▶ **Instructions for the task**
Transcribe the records that follow exactly. Skip the pictures.

▶ **Data for processing**
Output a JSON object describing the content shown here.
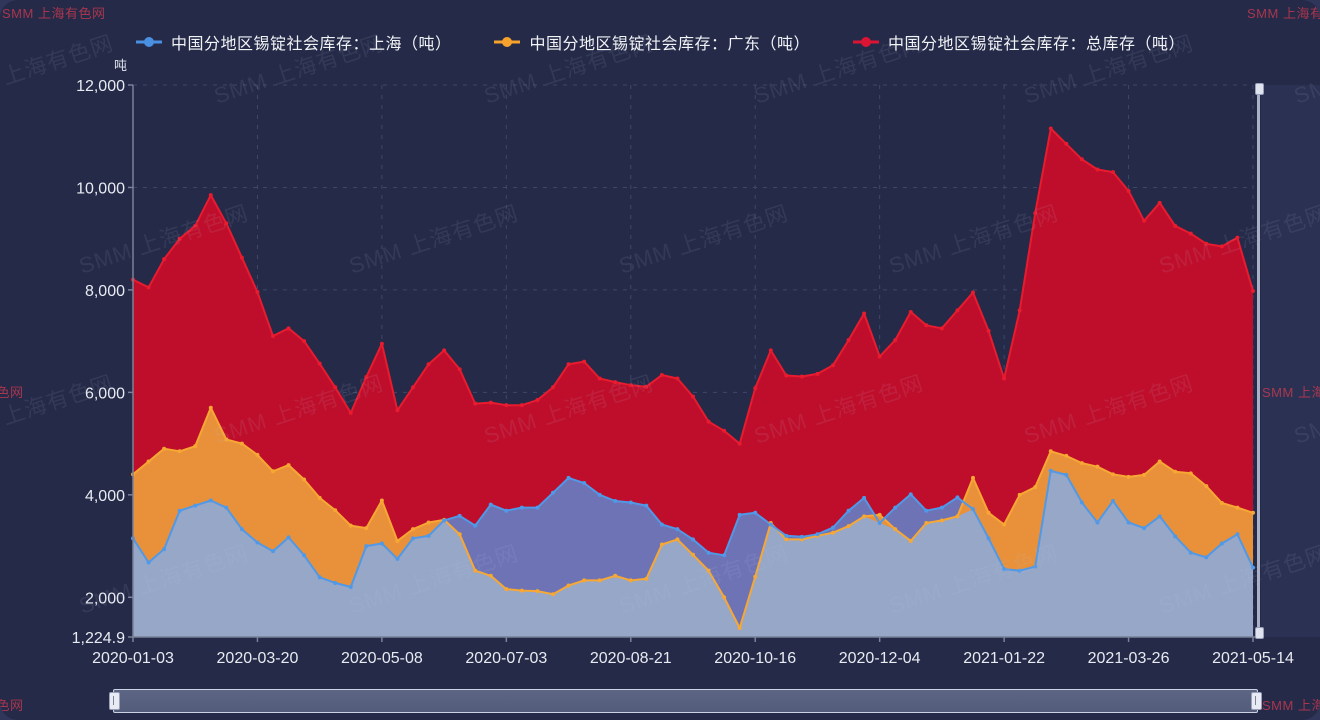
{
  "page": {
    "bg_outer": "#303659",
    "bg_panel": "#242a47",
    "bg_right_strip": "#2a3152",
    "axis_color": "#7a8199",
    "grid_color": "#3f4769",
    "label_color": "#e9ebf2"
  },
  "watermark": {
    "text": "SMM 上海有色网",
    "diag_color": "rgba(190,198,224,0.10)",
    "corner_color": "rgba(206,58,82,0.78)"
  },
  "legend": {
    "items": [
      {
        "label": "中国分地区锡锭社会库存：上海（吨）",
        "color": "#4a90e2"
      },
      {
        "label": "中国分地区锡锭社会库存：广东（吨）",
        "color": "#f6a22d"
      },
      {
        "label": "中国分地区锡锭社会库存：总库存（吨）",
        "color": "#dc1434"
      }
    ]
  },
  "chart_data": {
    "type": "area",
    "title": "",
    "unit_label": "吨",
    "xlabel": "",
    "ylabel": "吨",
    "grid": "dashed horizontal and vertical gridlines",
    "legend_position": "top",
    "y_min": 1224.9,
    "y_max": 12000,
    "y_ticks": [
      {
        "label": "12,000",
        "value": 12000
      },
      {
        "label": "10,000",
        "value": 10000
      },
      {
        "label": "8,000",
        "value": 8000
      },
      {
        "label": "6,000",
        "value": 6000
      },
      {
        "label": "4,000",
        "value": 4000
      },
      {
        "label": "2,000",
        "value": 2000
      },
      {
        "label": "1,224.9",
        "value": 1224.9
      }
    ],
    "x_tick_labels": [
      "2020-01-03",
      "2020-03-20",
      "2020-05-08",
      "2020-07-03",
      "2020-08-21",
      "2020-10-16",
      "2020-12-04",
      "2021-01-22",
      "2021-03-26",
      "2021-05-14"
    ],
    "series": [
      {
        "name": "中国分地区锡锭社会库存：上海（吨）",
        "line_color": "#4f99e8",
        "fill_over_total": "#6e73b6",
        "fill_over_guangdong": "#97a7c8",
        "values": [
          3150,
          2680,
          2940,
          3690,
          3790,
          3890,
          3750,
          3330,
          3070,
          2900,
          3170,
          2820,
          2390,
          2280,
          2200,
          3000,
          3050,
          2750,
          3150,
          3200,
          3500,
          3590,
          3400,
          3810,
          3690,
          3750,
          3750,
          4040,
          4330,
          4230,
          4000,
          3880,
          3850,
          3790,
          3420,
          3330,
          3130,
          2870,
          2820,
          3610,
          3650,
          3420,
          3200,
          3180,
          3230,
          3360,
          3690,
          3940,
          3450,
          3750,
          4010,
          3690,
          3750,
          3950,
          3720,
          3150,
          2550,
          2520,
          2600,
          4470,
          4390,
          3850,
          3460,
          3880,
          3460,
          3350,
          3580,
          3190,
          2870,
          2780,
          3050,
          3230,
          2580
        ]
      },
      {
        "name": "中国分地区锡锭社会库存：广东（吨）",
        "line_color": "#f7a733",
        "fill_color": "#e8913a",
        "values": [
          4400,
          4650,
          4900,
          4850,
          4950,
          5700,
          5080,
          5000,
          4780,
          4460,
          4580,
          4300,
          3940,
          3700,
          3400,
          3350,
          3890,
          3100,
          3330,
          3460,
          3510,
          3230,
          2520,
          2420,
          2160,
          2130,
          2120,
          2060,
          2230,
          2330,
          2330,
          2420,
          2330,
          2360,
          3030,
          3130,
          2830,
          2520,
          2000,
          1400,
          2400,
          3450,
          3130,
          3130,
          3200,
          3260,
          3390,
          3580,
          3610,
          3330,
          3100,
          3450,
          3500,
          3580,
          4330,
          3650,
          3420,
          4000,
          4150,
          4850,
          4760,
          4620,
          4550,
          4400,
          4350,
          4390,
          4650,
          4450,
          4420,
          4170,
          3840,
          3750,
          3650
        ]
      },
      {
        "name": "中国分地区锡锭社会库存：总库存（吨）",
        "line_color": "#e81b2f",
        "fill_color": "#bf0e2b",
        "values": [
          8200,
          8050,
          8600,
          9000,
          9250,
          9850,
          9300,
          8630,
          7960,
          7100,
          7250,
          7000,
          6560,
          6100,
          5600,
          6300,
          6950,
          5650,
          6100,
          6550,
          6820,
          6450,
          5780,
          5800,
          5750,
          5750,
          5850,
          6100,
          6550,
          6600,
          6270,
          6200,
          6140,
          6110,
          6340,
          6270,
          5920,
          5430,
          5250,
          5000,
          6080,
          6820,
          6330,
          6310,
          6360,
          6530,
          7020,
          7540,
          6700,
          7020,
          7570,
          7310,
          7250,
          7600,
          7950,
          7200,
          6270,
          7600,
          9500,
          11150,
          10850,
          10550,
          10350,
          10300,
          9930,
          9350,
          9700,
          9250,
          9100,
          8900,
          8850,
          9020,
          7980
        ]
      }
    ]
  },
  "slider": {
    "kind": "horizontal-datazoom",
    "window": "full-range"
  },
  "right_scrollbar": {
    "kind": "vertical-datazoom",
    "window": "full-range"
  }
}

▶ **Task solution**
Output a JSON object describing the content shown here.
{
  "page": {
    "bg_outer": "#303659",
    "bg_panel": "#242a47",
    "bg_right_strip": "#2a3152",
    "axis_color": "#7a8199",
    "grid_color": "#3f4769",
    "label_color": "#e9ebf2"
  },
  "watermark": {
    "text": "SMM 上海有色网",
    "diag_color": "rgba(190,198,224,0.10)",
    "corner_color": "rgba(206,58,82,0.78)"
  },
  "legend": {
    "items": [
      {
        "label": "中国分地区锡锭社会库存：上海（吨）",
        "color": "#4a90e2"
      },
      {
        "label": "中国分地区锡锭社会库存：广东（吨）",
        "color": "#f6a22d"
      },
      {
        "label": "中国分地区锡锭社会库存：总库存（吨）",
        "color": "#dc1434"
      }
    ]
  },
  "chart_data": {
    "type": "area",
    "title": "",
    "unit_label": "吨",
    "xlabel": "",
    "ylabel": "吨",
    "grid": "dashed horizontal and vertical gridlines",
    "legend_position": "top",
    "y_min": 1224.9,
    "y_max": 12000,
    "y_ticks": [
      {
        "label": "12,000",
        "value": 12000
      },
      {
        "label": "10,000",
        "value": 10000
      },
      {
        "label": "8,000",
        "value": 8000
      },
      {
        "label": "6,000",
        "value": 6000
      },
      {
        "label": "4,000",
        "value": 4000
      },
      {
        "label": "2,000",
        "value": 2000
      },
      {
        "label": "1,224.9",
        "value": 1224.9
      }
    ],
    "x_tick_labels": [
      "2020-01-03",
      "2020-03-20",
      "2020-05-08",
      "2020-07-03",
      "2020-08-21",
      "2020-10-16",
      "2020-12-04",
      "2021-01-22",
      "2021-03-26",
      "2021-05-14"
    ],
    "series": [
      {
        "name": "中国分地区锡锭社会库存：上海（吨）",
        "line_color": "#4f99e8",
        "fill_over_total": "#6e73b6",
        "fill_over_guangdong": "#97a7c8",
        "values": [
          3150,
          2680,
          2940,
          3690,
          3790,
          3890,
          3750,
          3330,
          3070,
          2900,
          3170,
          2820,
          2390,
          2280,
          2200,
          3000,
          3050,
          2750,
          3150,
          3200,
          3500,
          3590,
          3400,
          3810,
          3690,
          3750,
          3750,
          4040,
          4330,
          4230,
          4000,
          3880,
          3850,
          3790,
          3420,
          3330,
          3130,
          2870,
          2820,
          3610,
          3650,
          3420,
          3200,
          3180,
          3230,
          3360,
          3690,
          3940,
          3450,
          3750,
          4010,
          3690,
          3750,
          3950,
          3720,
          3150,
          2550,
          2520,
          2600,
          4470,
          4390,
          3850,
          3460,
          3880,
          3460,
          3350,
          3580,
          3190,
          2870,
          2780,
          3050,
          3230,
          2580
        ]
      },
      {
        "name": "中国分地区锡锭社会库存：广东（吨）",
        "line_color": "#f7a733",
        "fill_color": "#e8913a",
        "values": [
          4400,
          4650,
          4900,
          4850,
          4950,
          5700,
          5080,
          5000,
          4780,
          4460,
          4580,
          4300,
          3940,
          3700,
          3400,
          3350,
          3890,
          3100,
          3330,
          3460,
          3510,
          3230,
          2520,
          2420,
          2160,
          2130,
          2120,
          2060,
          2230,
          2330,
          2330,
          2420,
          2330,
          2360,
          3030,
          3130,
          2830,
          2520,
          2000,
          1400,
          2400,
          3450,
          3130,
          3130,
          3200,
          3260,
          3390,
          3580,
          3610,
          3330,
          3100,
          3450,
          3500,
          3580,
          4330,
          3650,
          3420,
          4000,
          4150,
          4850,
          4760,
          4620,
          4550,
          4400,
          4350,
          4390,
          4650,
          4450,
          4420,
          4170,
          3840,
          3750,
          3650
        ]
      },
      {
        "name": "中国分地区锡锭社会库存：总库存（吨）",
        "line_color": "#e81b2f",
        "fill_color": "#bf0e2b",
        "values": [
          8200,
          8050,
          8600,
          9000,
          9250,
          9850,
          9300,
          8630,
          7960,
          7100,
          7250,
          7000,
          6560,
          6100,
          5600,
          6300,
          6950,
          5650,
          6100,
          6550,
          6820,
          6450,
          5780,
          5800,
          5750,
          5750,
          5850,
          6100,
          6550,
          6600,
          6270,
          6200,
          6140,
          6110,
          6340,
          6270,
          5920,
          5430,
          5250,
          5000,
          6080,
          6820,
          6330,
          6310,
          6360,
          6530,
          7020,
          7540,
          6700,
          7020,
          7570,
          7310,
          7250,
          7600,
          7950,
          7200,
          6270,
          7600,
          9500,
          11150,
          10850,
          10550,
          10350,
          10300,
          9930,
          9350,
          9700,
          9250,
          9100,
          8900,
          8850,
          9020,
          7980
        ]
      }
    ]
  },
  "slider": {
    "kind": "horizontal-datazoom",
    "window": "full-range"
  },
  "right_scrollbar": {
    "kind": "vertical-datazoom",
    "window": "full-range"
  }
}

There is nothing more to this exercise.